WHAT IS BEING ASKED:
How many lines of these entries include the string "legend"? State the number alone.

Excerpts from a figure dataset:
● ● ● ● ● ● ●

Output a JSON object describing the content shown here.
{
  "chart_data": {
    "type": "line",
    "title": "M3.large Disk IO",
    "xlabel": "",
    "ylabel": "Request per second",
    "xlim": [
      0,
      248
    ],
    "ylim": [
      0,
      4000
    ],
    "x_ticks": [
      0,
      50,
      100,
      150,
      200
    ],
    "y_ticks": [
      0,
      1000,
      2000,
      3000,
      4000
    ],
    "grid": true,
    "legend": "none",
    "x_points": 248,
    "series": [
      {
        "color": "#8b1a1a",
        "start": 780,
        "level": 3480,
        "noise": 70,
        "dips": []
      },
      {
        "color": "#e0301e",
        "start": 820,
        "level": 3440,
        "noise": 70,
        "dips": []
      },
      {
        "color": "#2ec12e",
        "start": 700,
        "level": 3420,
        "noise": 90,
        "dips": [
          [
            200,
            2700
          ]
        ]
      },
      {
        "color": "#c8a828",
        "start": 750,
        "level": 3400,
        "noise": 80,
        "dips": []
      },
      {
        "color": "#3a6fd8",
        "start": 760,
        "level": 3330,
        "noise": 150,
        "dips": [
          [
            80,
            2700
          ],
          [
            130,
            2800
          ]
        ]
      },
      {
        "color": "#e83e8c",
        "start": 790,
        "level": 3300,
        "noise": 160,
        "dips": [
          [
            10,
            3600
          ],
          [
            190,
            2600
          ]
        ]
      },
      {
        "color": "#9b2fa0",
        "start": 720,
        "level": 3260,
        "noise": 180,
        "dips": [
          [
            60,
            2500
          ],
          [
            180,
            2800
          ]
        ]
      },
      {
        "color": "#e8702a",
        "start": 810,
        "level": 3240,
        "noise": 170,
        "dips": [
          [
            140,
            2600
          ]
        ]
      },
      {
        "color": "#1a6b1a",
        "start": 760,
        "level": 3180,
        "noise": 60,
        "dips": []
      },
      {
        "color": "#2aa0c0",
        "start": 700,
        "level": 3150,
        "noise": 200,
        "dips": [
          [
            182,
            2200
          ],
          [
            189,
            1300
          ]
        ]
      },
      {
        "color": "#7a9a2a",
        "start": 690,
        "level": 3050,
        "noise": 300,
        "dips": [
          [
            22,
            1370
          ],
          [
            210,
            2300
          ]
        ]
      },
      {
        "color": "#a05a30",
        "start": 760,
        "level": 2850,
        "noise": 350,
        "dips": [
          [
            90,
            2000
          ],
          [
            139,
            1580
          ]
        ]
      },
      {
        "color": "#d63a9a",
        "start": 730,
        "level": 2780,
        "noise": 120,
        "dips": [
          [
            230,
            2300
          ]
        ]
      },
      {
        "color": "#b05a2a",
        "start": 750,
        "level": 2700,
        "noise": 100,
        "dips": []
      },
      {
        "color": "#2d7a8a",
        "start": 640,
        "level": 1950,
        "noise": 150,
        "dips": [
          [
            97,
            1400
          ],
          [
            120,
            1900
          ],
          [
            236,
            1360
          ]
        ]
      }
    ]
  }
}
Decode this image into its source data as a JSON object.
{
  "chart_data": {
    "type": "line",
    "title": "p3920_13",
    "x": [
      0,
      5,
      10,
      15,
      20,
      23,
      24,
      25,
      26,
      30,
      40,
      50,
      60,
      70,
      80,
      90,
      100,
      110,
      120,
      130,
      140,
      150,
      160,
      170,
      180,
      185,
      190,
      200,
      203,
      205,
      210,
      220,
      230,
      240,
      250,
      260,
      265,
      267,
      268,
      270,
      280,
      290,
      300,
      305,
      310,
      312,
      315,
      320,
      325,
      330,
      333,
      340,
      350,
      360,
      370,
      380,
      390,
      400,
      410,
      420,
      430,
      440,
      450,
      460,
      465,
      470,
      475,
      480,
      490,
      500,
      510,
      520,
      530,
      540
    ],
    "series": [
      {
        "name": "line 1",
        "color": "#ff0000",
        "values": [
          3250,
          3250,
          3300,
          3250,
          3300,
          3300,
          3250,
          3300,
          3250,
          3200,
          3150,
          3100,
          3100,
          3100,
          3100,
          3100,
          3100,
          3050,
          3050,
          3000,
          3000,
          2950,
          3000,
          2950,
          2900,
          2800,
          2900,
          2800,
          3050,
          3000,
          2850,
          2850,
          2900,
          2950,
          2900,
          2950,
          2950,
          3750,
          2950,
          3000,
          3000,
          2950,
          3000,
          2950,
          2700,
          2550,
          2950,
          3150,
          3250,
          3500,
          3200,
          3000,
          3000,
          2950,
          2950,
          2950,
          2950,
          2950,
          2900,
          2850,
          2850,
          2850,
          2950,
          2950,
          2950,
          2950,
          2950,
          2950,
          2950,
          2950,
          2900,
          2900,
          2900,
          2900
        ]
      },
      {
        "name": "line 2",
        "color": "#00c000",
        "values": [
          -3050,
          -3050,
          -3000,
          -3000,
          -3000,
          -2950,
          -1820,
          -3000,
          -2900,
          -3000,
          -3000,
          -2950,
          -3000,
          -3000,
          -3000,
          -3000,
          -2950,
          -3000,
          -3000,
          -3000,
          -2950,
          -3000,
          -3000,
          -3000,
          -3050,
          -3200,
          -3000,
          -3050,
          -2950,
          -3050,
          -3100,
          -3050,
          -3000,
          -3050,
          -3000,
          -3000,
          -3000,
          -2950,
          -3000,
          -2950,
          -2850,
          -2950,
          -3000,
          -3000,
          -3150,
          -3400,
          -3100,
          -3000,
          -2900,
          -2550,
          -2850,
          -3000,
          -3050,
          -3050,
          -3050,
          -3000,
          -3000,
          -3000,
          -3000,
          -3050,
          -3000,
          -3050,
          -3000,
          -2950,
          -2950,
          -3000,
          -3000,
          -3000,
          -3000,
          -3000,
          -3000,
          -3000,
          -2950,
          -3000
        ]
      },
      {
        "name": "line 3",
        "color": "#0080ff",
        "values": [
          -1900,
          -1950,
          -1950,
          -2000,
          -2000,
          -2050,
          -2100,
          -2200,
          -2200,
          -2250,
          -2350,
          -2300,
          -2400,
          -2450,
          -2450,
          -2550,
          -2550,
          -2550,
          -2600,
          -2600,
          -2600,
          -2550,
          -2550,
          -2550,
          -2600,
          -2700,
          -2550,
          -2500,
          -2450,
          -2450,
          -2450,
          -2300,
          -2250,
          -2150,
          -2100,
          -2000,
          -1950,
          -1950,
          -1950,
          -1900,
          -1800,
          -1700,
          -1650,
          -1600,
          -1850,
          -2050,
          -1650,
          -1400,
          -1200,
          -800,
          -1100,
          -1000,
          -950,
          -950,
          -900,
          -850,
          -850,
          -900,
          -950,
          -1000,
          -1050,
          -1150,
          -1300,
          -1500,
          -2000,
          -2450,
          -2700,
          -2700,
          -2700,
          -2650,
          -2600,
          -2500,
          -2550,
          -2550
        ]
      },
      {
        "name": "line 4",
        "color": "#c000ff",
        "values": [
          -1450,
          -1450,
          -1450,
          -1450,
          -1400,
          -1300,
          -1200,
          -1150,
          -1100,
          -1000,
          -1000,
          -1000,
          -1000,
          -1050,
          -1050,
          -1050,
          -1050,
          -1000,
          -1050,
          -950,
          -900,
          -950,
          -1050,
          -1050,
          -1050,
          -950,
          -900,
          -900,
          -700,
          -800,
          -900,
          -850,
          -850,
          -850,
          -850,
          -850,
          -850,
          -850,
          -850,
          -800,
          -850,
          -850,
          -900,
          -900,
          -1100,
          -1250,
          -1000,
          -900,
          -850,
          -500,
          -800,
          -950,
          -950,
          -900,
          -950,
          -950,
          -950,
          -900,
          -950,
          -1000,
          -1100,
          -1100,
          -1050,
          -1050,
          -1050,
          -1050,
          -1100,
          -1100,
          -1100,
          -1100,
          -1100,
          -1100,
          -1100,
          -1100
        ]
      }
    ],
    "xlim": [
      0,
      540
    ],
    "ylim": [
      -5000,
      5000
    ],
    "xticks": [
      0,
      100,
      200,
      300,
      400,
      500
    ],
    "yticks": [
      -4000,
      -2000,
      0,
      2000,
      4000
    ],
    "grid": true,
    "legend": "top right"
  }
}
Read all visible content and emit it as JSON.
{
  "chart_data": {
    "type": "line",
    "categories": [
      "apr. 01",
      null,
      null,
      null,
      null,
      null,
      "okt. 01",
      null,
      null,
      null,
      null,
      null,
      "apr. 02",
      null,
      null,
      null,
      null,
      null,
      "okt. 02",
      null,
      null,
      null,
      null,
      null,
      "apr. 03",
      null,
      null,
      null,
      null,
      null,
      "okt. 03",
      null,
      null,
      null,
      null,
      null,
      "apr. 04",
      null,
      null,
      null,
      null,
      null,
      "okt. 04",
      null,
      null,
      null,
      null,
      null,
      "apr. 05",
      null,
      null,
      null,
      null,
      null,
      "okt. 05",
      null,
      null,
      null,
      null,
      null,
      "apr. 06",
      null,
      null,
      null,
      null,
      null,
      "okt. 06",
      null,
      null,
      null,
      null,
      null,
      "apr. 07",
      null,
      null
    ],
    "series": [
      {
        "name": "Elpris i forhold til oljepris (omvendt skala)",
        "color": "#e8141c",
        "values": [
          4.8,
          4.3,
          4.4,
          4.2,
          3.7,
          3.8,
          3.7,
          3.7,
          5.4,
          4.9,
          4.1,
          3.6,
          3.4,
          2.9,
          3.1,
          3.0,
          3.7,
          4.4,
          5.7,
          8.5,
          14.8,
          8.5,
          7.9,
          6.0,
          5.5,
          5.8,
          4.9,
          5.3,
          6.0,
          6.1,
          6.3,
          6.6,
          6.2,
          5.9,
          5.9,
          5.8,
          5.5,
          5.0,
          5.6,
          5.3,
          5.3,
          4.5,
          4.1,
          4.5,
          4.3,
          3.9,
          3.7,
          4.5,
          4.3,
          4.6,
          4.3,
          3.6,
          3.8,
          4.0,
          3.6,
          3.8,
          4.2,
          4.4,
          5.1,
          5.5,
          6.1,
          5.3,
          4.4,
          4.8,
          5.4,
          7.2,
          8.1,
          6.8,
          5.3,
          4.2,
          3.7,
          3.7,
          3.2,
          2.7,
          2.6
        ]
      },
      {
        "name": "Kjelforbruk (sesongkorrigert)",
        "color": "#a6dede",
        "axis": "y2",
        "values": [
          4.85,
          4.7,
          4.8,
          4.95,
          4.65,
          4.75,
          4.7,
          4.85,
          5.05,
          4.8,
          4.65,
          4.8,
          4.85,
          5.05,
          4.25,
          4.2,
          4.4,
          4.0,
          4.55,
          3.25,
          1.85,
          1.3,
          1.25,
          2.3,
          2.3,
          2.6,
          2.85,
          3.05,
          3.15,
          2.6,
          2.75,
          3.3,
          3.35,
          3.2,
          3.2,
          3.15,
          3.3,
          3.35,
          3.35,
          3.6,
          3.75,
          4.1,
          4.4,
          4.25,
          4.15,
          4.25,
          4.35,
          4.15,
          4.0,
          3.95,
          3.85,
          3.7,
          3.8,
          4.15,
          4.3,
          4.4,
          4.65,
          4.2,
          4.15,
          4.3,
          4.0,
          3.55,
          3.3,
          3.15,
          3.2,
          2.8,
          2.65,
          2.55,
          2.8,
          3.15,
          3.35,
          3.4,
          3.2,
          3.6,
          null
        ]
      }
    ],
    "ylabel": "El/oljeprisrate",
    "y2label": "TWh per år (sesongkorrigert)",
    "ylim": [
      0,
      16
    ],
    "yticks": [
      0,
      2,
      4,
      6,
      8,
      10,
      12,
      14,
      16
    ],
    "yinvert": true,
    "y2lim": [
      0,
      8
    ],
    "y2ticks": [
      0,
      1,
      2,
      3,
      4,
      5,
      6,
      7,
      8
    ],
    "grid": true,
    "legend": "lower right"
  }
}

● ● ● ● ● ● ●

SOLUTION FOR THIS PROBLEM:
3